Collected data entries:
(begin)
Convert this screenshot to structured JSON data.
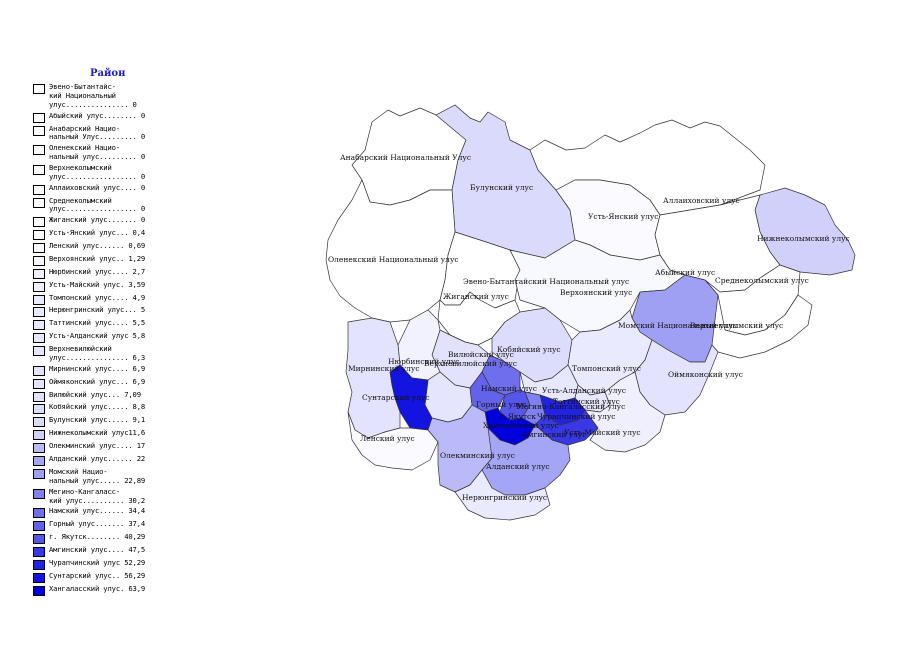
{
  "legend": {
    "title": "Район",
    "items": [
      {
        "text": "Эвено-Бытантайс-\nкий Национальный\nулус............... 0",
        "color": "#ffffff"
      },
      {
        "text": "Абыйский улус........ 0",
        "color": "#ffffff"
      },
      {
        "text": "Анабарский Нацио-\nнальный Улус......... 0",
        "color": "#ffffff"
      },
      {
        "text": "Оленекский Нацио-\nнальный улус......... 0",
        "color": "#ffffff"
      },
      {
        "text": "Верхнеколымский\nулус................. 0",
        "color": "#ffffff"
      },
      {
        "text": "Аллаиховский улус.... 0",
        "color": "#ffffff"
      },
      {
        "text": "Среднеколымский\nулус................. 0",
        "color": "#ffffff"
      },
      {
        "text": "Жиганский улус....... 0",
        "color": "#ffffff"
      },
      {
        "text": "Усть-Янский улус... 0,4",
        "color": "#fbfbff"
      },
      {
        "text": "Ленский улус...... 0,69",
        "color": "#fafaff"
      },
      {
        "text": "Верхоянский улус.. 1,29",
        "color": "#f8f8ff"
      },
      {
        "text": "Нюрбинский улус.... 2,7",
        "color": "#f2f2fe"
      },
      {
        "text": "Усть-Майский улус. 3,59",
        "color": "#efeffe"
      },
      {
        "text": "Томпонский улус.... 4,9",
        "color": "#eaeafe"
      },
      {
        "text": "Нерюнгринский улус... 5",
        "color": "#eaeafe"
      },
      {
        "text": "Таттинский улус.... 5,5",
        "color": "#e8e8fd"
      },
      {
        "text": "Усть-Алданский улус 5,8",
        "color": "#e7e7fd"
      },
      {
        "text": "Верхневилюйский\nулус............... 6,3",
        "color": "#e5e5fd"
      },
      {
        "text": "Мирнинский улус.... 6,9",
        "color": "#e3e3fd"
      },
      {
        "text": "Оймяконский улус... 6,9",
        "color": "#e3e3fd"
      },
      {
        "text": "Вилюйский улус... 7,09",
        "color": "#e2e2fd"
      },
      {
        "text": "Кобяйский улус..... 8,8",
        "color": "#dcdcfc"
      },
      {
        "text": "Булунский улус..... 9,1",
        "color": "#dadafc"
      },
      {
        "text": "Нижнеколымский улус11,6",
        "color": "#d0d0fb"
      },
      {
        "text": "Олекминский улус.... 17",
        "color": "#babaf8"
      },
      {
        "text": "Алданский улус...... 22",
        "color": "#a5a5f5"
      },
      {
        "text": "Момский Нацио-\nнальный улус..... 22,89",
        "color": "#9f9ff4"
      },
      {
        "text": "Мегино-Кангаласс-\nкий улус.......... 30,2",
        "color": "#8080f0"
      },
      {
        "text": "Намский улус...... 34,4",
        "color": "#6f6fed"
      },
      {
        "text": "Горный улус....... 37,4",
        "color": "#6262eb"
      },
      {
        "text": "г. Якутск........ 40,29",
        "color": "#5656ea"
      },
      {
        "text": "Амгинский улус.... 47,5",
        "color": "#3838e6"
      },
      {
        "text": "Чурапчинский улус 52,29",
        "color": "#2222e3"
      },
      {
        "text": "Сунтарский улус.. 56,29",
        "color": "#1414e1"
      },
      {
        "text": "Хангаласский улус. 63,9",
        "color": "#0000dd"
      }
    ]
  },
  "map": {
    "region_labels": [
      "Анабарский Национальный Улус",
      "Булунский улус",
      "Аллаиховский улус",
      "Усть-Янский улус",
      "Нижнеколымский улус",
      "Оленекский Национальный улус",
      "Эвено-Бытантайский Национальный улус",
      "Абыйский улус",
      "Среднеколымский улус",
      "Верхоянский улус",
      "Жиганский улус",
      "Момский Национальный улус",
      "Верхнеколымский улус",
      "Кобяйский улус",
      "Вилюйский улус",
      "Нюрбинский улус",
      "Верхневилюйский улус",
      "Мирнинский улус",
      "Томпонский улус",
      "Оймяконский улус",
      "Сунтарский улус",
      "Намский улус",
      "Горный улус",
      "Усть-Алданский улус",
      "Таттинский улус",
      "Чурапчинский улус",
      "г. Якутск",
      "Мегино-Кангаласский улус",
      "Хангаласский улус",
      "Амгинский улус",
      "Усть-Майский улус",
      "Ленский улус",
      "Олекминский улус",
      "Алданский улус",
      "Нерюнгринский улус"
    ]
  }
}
(end)
(begin)
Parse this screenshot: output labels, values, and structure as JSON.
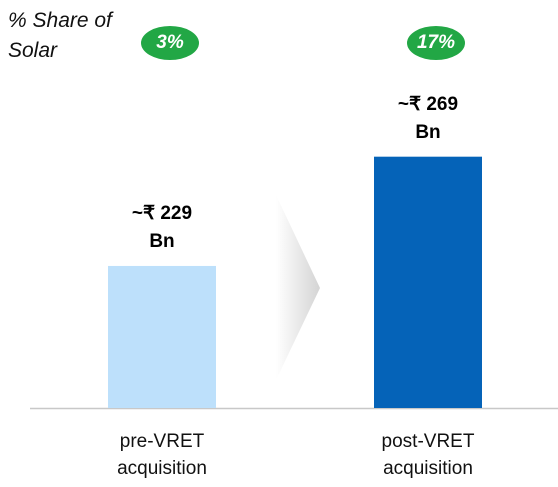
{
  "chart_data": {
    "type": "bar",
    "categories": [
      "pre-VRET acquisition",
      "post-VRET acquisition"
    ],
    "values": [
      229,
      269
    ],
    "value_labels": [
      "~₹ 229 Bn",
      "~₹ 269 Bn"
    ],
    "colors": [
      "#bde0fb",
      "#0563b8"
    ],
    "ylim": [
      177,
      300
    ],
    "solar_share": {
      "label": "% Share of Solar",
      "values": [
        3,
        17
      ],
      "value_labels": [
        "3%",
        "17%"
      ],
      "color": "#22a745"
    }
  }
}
(end)
(begin)
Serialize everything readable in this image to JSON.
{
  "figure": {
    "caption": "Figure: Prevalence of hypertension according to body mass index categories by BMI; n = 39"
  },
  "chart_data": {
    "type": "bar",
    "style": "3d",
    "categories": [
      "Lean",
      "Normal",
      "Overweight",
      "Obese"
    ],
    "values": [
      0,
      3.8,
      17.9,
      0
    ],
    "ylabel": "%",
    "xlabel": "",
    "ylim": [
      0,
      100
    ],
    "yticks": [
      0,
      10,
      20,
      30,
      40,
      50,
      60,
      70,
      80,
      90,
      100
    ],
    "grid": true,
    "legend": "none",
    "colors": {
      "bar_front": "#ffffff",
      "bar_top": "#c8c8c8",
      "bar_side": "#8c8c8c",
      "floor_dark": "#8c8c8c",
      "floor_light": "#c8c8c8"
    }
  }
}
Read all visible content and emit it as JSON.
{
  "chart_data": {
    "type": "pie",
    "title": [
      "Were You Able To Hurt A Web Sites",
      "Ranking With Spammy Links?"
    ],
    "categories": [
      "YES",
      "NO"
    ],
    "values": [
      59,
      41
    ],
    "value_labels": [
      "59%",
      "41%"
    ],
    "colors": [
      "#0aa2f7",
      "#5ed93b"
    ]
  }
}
(end)
What is being asked: Track down all lines above with the string "Кобяйский" and copy them.

Finished answer:
        "text": "Кобяйский улус..... 8,8",
      "Кобяйский улус",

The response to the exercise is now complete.